**WRITTEN PROBLEM**:
Your job is to restate each entry word for word.

**STORED DATA**:
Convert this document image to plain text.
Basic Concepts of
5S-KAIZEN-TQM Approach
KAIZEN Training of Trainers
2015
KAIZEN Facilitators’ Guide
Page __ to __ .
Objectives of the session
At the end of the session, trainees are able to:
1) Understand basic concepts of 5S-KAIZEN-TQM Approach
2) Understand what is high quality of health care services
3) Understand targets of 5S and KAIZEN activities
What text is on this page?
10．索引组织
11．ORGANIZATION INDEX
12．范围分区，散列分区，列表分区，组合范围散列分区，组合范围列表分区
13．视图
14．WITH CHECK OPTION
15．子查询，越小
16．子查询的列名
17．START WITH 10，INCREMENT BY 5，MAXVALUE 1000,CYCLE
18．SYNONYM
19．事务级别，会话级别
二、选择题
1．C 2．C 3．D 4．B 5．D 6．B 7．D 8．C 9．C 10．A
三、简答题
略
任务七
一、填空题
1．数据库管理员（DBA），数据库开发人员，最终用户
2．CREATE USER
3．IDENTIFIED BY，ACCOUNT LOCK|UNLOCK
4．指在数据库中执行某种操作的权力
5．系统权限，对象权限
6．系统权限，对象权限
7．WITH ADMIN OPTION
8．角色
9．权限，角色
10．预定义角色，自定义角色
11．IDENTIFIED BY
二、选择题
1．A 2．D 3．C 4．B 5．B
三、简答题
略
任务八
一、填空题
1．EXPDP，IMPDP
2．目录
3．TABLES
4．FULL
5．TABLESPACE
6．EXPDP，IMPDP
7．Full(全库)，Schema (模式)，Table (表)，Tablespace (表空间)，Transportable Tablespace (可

**SOLUTION TO THIS TASK**:
Convert this document image to plain text.
Basic Concepts of
5S-KAIZEN-TQM Approach
KAIZEN Training of Trainers
2015
KAIZEN Facilitators’ Guide
Page __ to __ .
Objectives of the session
At the end of the session, trainees are able to:
1) Understand basic concepts of 5S-KAIZEN-TQM Approach
2) Understand what is high quality of health care services
3) Understand targets of 5S and KAIZEN activities
What text is on this page?
10．索引组织
11．ORGANIZATION INDEX
12．范围分区，散列分区，列表分区，组合范围散列分区，组合范围列表分区
13．视图
14．WITH CHECK OPTION
15．子查询，越小
16．子查询的列名
17．START WITH 10，INCREMENT BY 5，MAXVALUE 1000,CYCLE
18．SYNONYM
19．事务级别，会话级别
二、选择题
1．C 2．C 3．D 4．B 5．D 6．B 7．D 8．C 9．C 10．A
三、简答题
略
任务七
一、填空题
1．数据库管理员（DBA），数据库开发人员，最终用户
2．CREATE USER
3．IDENTIFIED BY，ACCOUNT LOCK|UNLOCK
4．指在数据库中执行某种操作的权力
5．系统权限，对象权限
6．系统权限，对象权限
7．WITH ADMIN OPTION
8．角色
9．权限，角色
10．预定义角色，自定义角色
11．IDENTIFIED BY
二、选择题
1．A 2．D 3．C 4．B 5．B
三、简答题
略
任务八
一、填空题
1．EXPDP，IMPDP
2．目录
3．TABLES
4．FULL
5．TABLESPACE
6．EXPDP，IMPDP
7．Full(全库)，Schema (模式)，Table (表)，Tablespace (表空间)，Transportable Tablespace (可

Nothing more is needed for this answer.